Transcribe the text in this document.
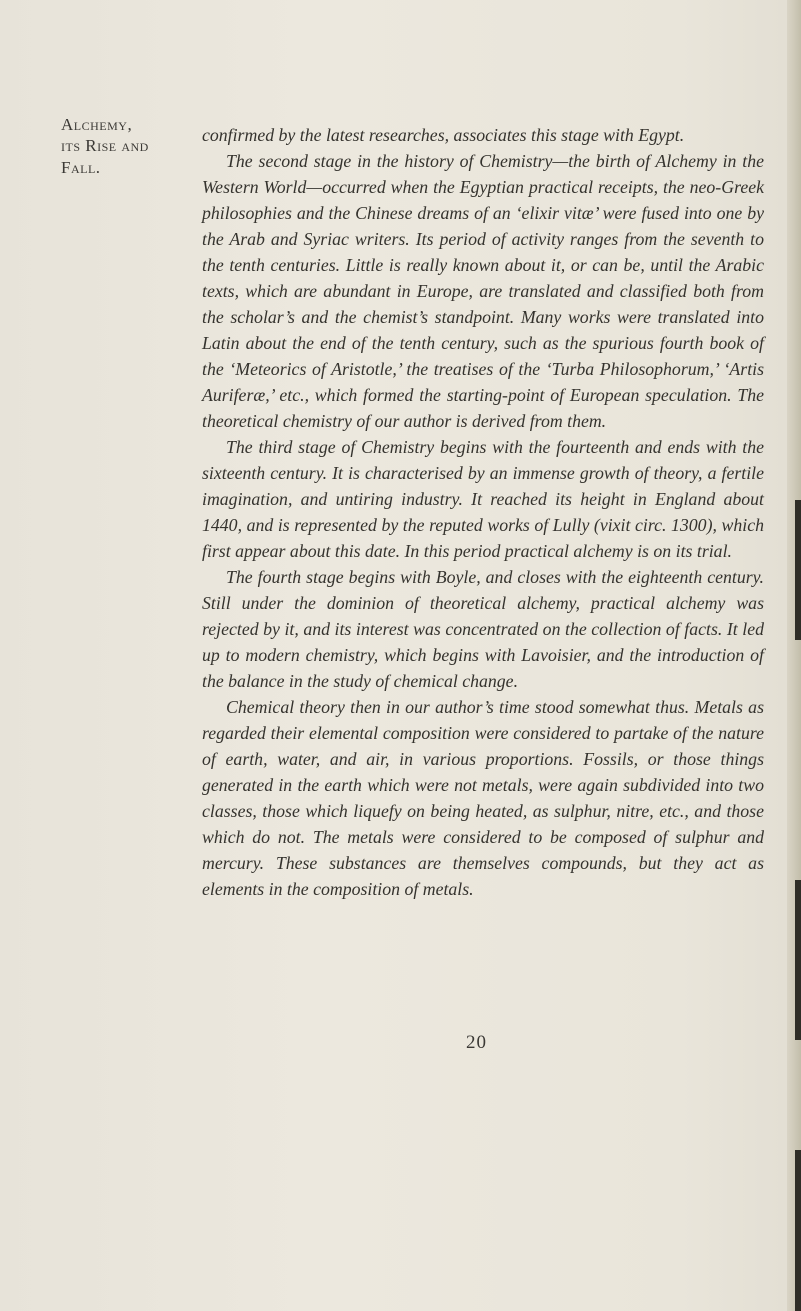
Alchemy,
its Rise and
Fall.

confirmed by the latest researches, associates this stage with Egypt.

The second stage in the history of Chemistry—the birth of Alchemy in the Western World—occurred when the Egyptian practical receipts, the neo-Greek philosophies and the Chinese dreams of an ‘elixir vitæ’ were fused into one by the Arab and Syriac writers. Its period of activity ranges from the seventh to the tenth centuries. Little is really known about it, or can be, until the Arabic texts, which are abundant in Europe, are translated and classified both from the scholar’s and the chemist’s standpoint. Many works were translated into Latin about the end of the tenth century, such as the spurious fourth book of the ‘Meteorics of Aristotle,’ the treatises of the ‘Turba Philosophorum,’ ‘Artis Auriferæ,’ etc., which formed the starting-point of European speculation. The theoretical chemistry of our author is derived from them.

The third stage of Chemistry begins with the fourteenth and ends with the sixteenth century. It is characterised by an immense growth of theory, a fertile imagination, and untiring industry. It reached its height in England about 1440, and is represented by the reputed works of Lully (vixit circ. 1300), which first appear about this date. In this period practical alchemy is on its trial.

The fourth stage begins with Boyle, and closes with the eighteenth century. Still under the dominion of theoretical alchemy, practical alchemy was rejected by it, and its interest was concentrated on the collection of facts. It led up to modern chemistry, which begins with Lavoisier, and the introduction of the balance in the study of chemical change.

Chemical theory then in our author’s time stood somewhat thus. Metals as regarded their elemental composition were considered to partake of the nature of earth, water, and air, in various proportions. Fossils, or those things generated in the earth which were not metals, were again subdivided into two classes, those which liquefy on being heated, as sulphur, nitre, etc., and those which do not. The metals were considered to be composed of sulphur and mercury. These substances are themselves compounds, but they act as elements in the composition of metals.

20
******
### WORK TO DO
From the data above, show each line that contains "this".

### PROBLEM SOLUTION
Transcribe the text in this document.
confirmed by the latest researches, associates this stage with Egypt.
The third stage of Chemistry begins with the fourteenth and ends with the sixteenth century. It is characterised by an immense growth of theory, a fertile imagination, and untiring industry. It reached its height in England about 1440, and is represented by the reputed works of Lully (vixit circ. 1300), which first appear about this date. In this period practical alchemy is on its trial.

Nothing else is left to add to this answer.